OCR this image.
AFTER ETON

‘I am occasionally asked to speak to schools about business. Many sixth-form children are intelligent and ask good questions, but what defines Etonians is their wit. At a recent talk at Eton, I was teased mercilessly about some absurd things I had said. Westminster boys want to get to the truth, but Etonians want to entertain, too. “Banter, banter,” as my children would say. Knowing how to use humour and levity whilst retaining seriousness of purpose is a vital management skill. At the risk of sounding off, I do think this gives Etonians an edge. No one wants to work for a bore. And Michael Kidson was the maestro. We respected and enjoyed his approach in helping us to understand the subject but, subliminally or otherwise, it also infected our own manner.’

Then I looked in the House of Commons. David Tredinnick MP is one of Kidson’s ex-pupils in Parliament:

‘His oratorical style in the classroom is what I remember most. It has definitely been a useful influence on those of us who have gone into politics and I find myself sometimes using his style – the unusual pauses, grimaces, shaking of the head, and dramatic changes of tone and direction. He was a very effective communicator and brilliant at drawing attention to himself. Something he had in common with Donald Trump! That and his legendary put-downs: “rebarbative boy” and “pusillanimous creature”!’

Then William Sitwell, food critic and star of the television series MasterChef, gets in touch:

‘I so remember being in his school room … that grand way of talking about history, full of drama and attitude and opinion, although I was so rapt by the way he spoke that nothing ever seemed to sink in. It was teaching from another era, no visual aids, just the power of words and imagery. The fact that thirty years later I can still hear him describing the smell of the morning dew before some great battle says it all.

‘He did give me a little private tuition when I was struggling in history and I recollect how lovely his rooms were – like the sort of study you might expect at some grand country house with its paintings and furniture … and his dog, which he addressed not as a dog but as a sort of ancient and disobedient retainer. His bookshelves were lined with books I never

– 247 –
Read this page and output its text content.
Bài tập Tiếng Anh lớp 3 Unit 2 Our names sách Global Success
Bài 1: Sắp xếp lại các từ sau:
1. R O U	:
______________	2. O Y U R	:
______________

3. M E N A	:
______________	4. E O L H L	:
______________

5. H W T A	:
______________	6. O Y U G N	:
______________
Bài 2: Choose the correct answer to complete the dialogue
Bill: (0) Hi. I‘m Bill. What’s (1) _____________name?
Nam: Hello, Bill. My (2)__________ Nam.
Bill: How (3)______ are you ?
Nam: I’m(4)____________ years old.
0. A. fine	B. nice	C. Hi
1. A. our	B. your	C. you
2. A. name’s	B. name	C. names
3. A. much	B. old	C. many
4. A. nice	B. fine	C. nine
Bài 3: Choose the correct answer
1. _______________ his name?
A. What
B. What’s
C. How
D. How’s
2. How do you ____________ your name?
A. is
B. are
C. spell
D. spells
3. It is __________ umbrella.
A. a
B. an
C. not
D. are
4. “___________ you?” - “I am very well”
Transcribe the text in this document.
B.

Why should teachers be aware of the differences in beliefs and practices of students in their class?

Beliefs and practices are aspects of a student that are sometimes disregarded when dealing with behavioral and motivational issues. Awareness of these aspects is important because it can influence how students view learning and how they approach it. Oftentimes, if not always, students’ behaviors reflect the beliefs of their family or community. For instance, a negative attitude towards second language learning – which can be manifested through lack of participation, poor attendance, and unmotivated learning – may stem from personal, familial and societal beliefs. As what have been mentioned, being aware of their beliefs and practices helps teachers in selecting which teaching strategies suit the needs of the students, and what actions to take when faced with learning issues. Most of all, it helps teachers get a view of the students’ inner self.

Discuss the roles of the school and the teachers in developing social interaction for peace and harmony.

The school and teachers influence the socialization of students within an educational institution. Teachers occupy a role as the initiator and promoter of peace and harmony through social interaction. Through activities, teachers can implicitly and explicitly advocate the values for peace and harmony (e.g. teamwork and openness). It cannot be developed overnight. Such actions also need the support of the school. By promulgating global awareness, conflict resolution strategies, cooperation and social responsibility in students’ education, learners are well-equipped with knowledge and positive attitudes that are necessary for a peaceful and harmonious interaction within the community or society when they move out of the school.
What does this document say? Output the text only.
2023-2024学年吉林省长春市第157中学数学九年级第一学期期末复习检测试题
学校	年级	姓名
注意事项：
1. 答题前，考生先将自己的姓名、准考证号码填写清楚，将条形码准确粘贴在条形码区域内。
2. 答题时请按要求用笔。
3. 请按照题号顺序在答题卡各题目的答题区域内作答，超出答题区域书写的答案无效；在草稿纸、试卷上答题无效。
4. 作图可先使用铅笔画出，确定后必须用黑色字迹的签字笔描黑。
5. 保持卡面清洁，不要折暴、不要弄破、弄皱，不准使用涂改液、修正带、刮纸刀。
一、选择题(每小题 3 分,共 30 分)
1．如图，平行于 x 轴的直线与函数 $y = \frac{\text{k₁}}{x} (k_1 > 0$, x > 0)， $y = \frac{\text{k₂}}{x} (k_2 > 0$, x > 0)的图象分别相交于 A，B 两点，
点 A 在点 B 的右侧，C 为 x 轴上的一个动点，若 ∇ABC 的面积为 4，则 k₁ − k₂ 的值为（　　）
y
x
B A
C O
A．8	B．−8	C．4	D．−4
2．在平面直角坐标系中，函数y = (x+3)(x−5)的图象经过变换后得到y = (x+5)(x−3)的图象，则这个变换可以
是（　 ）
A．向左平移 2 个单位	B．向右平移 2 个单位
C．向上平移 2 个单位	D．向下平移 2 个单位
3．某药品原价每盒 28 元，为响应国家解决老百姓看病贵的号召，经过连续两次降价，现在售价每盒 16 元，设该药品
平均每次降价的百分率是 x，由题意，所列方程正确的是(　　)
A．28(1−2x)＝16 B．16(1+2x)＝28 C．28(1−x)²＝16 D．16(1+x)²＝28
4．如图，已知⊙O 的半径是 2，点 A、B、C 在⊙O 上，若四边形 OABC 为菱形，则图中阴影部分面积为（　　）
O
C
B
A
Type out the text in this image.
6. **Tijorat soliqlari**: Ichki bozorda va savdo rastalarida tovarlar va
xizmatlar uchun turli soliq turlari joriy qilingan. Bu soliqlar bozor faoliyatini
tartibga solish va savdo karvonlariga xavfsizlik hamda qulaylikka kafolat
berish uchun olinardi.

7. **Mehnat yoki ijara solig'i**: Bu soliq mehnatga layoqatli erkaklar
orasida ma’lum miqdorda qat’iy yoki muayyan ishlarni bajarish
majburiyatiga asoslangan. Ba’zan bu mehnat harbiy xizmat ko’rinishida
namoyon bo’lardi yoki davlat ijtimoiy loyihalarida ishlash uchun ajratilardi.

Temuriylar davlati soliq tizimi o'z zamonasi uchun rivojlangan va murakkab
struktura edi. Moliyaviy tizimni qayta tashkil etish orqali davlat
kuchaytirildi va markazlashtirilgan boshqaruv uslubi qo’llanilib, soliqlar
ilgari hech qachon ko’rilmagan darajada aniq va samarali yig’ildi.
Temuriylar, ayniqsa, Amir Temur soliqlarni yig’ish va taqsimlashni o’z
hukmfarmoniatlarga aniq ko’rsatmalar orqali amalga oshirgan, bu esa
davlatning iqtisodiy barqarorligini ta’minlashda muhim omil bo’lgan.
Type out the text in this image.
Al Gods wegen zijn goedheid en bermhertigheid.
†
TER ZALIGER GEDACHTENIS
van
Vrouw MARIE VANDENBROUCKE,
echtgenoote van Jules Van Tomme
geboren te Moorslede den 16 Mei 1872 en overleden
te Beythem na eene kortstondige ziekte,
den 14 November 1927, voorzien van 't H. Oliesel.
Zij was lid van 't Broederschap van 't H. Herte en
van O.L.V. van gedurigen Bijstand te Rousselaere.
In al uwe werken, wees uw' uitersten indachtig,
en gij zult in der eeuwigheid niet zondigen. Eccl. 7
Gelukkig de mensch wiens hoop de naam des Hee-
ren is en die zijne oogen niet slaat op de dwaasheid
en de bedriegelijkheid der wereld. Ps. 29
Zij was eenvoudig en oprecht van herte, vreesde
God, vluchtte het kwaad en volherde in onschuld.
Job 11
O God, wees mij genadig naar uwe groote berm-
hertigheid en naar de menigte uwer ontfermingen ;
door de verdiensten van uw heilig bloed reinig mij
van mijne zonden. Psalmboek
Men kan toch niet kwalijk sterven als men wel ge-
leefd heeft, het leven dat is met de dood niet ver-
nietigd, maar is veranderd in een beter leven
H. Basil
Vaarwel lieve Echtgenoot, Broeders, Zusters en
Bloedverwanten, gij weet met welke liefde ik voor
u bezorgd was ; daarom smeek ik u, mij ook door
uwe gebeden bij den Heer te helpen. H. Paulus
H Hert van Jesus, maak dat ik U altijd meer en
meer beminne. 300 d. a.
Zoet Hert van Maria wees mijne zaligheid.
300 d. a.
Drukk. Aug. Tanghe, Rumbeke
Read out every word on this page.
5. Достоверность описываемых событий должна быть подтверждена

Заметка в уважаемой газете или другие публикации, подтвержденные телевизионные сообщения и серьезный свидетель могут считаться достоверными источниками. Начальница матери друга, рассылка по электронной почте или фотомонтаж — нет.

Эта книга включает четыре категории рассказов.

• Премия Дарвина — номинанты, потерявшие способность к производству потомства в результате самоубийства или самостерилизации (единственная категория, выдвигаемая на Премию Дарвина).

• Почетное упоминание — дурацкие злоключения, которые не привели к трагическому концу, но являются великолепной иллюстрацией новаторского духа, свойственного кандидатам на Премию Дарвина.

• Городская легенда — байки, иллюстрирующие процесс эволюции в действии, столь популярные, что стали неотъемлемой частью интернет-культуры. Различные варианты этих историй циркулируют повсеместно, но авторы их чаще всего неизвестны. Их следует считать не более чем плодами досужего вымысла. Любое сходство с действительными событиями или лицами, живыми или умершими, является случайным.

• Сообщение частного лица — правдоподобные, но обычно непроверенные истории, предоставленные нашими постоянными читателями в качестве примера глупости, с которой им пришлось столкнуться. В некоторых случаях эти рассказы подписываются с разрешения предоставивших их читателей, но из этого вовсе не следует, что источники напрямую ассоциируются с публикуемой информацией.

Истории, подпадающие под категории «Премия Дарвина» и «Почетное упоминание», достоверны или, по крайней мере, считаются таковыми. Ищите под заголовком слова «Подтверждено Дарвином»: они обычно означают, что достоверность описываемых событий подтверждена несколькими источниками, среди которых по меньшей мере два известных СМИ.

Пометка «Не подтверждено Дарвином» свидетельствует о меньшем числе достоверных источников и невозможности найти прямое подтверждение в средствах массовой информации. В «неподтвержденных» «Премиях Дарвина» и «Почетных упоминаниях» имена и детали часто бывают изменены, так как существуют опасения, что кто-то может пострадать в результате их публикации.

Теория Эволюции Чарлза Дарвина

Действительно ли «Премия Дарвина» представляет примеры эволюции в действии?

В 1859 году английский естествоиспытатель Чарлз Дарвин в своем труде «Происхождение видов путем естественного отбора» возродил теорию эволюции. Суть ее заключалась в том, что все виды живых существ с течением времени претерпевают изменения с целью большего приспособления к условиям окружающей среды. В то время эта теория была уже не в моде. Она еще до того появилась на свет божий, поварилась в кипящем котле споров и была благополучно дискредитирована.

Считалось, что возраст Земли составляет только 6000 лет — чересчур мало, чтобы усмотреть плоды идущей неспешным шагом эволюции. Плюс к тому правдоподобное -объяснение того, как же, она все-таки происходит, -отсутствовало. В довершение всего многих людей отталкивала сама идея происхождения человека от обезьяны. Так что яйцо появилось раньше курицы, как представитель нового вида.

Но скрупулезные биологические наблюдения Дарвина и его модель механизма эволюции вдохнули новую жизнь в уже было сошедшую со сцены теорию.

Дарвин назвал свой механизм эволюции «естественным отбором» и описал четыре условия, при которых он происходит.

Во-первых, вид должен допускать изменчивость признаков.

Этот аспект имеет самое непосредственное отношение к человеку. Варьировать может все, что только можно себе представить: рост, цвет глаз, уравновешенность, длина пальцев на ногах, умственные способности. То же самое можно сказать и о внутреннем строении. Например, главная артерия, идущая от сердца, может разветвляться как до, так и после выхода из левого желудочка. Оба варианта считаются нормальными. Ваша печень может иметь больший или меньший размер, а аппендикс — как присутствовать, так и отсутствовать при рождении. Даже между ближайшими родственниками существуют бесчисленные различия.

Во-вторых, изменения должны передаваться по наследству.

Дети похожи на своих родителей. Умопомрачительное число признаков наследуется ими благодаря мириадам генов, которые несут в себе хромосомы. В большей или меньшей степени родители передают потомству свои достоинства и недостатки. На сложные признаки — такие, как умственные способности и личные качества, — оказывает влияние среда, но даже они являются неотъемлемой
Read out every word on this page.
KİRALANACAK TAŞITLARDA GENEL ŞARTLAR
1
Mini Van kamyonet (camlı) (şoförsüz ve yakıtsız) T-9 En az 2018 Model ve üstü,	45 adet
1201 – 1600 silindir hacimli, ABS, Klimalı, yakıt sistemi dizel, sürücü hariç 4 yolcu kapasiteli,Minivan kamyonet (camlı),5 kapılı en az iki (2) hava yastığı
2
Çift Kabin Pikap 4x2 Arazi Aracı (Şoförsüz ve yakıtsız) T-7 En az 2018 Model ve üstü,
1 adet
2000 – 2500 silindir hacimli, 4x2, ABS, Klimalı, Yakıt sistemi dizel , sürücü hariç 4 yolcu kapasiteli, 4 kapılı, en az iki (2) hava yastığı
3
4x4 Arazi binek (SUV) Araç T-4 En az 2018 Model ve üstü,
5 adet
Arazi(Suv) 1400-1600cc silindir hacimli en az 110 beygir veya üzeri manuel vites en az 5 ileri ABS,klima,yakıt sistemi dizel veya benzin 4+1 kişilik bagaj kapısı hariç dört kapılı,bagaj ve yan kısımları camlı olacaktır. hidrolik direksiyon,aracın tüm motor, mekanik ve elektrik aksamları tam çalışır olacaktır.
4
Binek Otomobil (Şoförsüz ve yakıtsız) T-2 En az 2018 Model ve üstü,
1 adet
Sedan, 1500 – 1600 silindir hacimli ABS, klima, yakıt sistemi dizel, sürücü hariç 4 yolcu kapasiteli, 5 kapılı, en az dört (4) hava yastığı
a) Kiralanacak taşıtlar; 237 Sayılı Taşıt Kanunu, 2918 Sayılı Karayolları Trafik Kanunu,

WHAT THE TASK REQUIRES —
Copy out every line from the material above in which the word "meer" appears.

SOLUTION FOR THIS EXERCISE —
H Hert van Jesus, maak dat ik U altijd meer en
meer beminne. 300 d. a.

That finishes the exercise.